_DATA FOR THIS EXERCISE:_
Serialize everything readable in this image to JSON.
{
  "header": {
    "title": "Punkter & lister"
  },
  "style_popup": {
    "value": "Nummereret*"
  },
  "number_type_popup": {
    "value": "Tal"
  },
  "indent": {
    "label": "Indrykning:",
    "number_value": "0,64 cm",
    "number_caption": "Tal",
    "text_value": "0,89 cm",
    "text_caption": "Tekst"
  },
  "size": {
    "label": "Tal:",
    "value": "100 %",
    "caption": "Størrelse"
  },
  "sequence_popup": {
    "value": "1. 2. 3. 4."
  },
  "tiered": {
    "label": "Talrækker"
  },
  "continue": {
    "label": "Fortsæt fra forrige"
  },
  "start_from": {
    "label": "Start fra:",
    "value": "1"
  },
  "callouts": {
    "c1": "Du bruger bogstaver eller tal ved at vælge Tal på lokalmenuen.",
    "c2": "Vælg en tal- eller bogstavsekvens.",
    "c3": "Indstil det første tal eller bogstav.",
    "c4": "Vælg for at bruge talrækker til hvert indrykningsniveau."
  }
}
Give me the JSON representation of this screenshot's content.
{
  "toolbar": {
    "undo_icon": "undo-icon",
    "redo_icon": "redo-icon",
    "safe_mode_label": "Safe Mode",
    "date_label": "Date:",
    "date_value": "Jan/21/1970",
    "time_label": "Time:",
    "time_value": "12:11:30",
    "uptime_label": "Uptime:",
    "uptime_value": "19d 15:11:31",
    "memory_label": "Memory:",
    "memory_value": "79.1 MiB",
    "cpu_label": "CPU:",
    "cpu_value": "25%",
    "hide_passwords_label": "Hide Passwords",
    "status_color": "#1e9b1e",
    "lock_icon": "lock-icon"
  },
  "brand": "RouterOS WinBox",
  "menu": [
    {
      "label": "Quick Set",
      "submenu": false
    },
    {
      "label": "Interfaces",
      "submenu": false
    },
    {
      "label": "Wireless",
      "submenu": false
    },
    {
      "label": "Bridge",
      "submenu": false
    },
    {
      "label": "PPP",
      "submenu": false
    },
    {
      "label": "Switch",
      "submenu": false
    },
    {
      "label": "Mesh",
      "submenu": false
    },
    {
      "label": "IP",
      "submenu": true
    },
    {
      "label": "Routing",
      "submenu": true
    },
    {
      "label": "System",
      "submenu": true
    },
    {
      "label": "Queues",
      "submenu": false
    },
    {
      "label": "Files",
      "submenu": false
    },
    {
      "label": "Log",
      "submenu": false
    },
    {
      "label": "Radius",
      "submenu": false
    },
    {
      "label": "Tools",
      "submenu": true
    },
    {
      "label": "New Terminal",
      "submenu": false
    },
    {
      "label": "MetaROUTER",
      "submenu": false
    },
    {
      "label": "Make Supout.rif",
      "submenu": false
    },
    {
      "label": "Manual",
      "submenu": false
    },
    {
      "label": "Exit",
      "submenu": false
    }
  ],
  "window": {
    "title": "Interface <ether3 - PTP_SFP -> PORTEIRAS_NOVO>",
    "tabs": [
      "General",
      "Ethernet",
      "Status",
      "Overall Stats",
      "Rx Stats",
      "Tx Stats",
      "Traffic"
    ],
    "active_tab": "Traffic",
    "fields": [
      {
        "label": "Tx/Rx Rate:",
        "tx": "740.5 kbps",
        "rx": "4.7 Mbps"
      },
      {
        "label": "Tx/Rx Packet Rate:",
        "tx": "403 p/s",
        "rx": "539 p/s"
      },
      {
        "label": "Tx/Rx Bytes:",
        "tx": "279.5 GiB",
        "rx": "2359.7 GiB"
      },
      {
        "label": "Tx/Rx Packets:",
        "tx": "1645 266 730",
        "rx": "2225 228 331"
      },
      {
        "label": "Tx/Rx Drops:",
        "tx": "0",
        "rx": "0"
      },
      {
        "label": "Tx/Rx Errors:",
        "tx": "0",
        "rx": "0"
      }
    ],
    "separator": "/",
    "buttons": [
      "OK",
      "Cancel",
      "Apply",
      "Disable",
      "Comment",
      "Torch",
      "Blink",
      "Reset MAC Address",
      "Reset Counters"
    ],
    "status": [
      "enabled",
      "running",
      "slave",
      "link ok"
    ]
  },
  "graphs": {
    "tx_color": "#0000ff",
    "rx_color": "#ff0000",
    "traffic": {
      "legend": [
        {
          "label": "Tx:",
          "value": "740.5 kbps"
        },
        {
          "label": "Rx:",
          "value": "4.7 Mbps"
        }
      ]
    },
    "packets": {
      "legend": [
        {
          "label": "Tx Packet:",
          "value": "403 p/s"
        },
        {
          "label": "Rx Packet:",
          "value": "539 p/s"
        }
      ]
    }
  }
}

_TASK OBJECTIVE:_ Extract the data exactly as given.

_EXERCISE ANSWER:_
Serialize everything readable in this image to JSON.
{
  "header": {
    "title": "Punkter & lister"
  },
  "style_popup": {
    "value": "Nummereret*"
  },
  "number_type_popup": {
    "value": "Tal"
  },
  "indent": {
    "label": "Indrykning:",
    "number_value": "0,64 cm",
    "number_caption": "Tal",
    "text_value": "0,89 cm",
    "text_caption": "Tekst"
  },
  "size": {
    "label": "Tal:",
    "value": "100 %",
    "caption": "Størrelse"
  },
  "sequence_popup": {
    "value": "1. 2. 3. 4."
  },
  "tiered": {
    "label": "Talrækker"
  },
  "continue": {
    "label": "Fortsæt fra forrige"
  },
  "start_from": {
    "label": "Start fra:",
    "value": "1"
  },
  "callouts": {
    "c1": "Du bruger bogstaver eller tal ved at vælge Tal på lokalmenuen.",
    "c2": "Vælg en tal- eller bogstavsekvens.",
    "c3": "Indstil det første tal eller bogstav.",
    "c4": "Vælg for at bruge talrækker til hvert indrykningsniveau."
  }
}
Give me the JSON representation of this screenshot's content.
{
  "toolbar": {
    "undo_icon": "undo-icon",
    "redo_icon": "redo-icon",
    "safe_mode_label": "Safe Mode",
    "date_label": "Date:",
    "date_value": "Jan/21/1970",
    "time_label": "Time:",
    "time_value": "12:11:30",
    "uptime_label": "Uptime:",
    "uptime_value": "19d 15:11:31",
    "memory_label": "Memory:",
    "memory_value": "79.1 MiB",
    "cpu_label": "CPU:",
    "cpu_value": "25%",
    "hide_passwords_label": "Hide Passwords",
    "status_color": "#1e9b1e",
    "lock_icon": "lock-icon"
  },
  "brand": "RouterOS WinBox",
  "menu": [
    {
      "label": "Quick Set",
      "submenu": false
    },
    {
      "label": "Interfaces",
      "submenu": false
    },
    {
      "label": "Wireless",
      "submenu": false
    },
    {
      "label": "Bridge",
      "submenu": false
    },
    {
      "label": "PPP",
      "submenu": false
    },
    {
      "label": "Switch",
      "submenu": false
    },
    {
      "label": "Mesh",
      "submenu": false
    },
    {
      "label": "IP",
      "submenu": true
    },
    {
      "label": "Routing",
      "submenu": true
    },
    {
      "label": "System",
      "submenu": true
    },
    {
      "label": "Queues",
      "submenu": false
    },
    {
      "label": "Files",
      "submenu": false
    },
    {
      "label": "Log",
      "submenu": false
    },
    {
      "label": "Radius",
      "submenu": false
    },
    {
      "label": "Tools",
      "submenu": true
    },
    {
      "label": "New Terminal",
      "submenu": false
    },
    {
      "label": "MetaROUTER",
      "submenu": false
    },
    {
      "label": "Make Supout.rif",
      "submenu": false
    },
    {
      "label": "Manual",
      "submenu": false
    },
    {
      "label": "Exit",
      "submenu": false
    }
  ],
  "window": {
    "title": "Interface <ether3 - PTP_SFP -> PORTEIRAS_NOVO>",
    "tabs": [
      "General",
      "Ethernet",
      "Status",
      "Overall Stats",
      "Rx Stats",
      "Tx Stats",
      "Traffic"
    ],
    "active_tab": "Traffic",
    "fields": [
      {
        "label": "Tx/Rx Rate:",
        "tx": "740.5 kbps",
        "rx": "4.7 Mbps"
      },
      {
        "label": "Tx/Rx Packet Rate:",
        "tx": "403 p/s",
        "rx": "539 p/s"
      },
      {
        "label": "Tx/Rx Bytes:",
        "tx": "279.5 GiB",
        "rx": "2359.7 GiB"
      },
      {
        "label": "Tx/Rx Packets:",
        "tx": "1645 266 730",
        "rx": "2225 228 331"
      },
      {
        "label": "Tx/Rx Drops:",
        "tx": "0",
        "rx": "0"
      },
      {
        "label": "Tx/Rx Errors:",
        "tx": "0",
        "rx": "0"
      }
    ],
    "separator": "/",
    "buttons": [
      "OK",
      "Cancel",
      "Apply",
      "Disable",
      "Comment",
      "Torch",
      "Blink",
      "Reset MAC Address",
      "Reset Counters"
    ],
    "status": [
      "enabled",
      "running",
      "slave",
      "link ok"
    ]
  },
  "graphs": {
    "tx_color": "#0000ff",
    "rx_color": "#ff0000",
    "traffic": {
      "legend": [
        {
          "label": "Tx:",
          "value": "740.5 kbps"
        },
        {
          "label": "Rx:",
          "value": "4.7 Mbps"
        }
      ]
    },
    "packets": {
      "legend": [
        {
          "label": "Tx Packet:",
          "value": "403 p/s"
        },
        {
          "label": "Rx Packet:",
          "value": "539 p/s"
        }
      ]
    }
  }
}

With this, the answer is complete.